• _Figure data in JSON_
= = = = = = =

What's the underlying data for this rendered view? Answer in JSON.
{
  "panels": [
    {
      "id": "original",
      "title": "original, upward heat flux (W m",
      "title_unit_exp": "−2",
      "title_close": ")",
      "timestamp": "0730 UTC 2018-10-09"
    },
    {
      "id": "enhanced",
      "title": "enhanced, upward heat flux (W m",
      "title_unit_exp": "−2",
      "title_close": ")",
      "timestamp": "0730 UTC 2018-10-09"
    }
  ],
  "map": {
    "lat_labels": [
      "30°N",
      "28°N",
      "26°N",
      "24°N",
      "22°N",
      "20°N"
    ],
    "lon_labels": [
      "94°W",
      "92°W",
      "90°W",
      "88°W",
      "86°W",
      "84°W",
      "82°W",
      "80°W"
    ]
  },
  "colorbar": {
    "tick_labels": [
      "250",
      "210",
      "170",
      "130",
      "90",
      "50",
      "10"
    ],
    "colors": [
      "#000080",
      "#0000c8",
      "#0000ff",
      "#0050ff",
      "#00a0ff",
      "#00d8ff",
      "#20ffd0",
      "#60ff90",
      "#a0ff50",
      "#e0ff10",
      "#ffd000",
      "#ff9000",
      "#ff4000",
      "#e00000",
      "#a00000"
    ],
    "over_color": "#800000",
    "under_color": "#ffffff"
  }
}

= = = = = = =

• _Task directions_
All of the material must be reproduced exactly.

• _Answer to the task_
What's the underlying data for this rendered view? Answer in JSON.
{
  "panels": [
    {
      "id": "original",
      "title": "original, upward heat flux (W m",
      "title_unit_exp": "−2",
      "title_close": ")",
      "timestamp": "0730 UTC 2018-10-09"
    },
    {
      "id": "enhanced",
      "title": "enhanced, upward heat flux (W m",
      "title_unit_exp": "−2",
      "title_close": ")",
      "timestamp": "0730 UTC 2018-10-09"
    }
  ],
  "map": {
    "lat_labels": [
      "30°N",
      "28°N",
      "26°N",
      "24°N",
      "22°N",
      "20°N"
    ],
    "lon_labels": [
      "94°W",
      "92°W",
      "90°W",
      "88°W",
      "86°W",
      "84°W",
      "82°W",
      "80°W"
    ]
  },
  "colorbar": {
    "tick_labels": [
      "250",
      "210",
      "170",
      "130",
      "90",
      "50",
      "10"
    ],
    "colors": [
      "#000080",
      "#0000c8",
      "#0000ff",
      "#0050ff",
      "#00a0ff",
      "#00d8ff",
      "#20ffd0",
      "#60ff90",
      "#a0ff50",
      "#e0ff10",
      "#ffd000",
      "#ff9000",
      "#ff4000",
      "#e00000",
      "#a00000"
    ],
    "over_color": "#800000",
    "under_color": "#ffffff"
  }
}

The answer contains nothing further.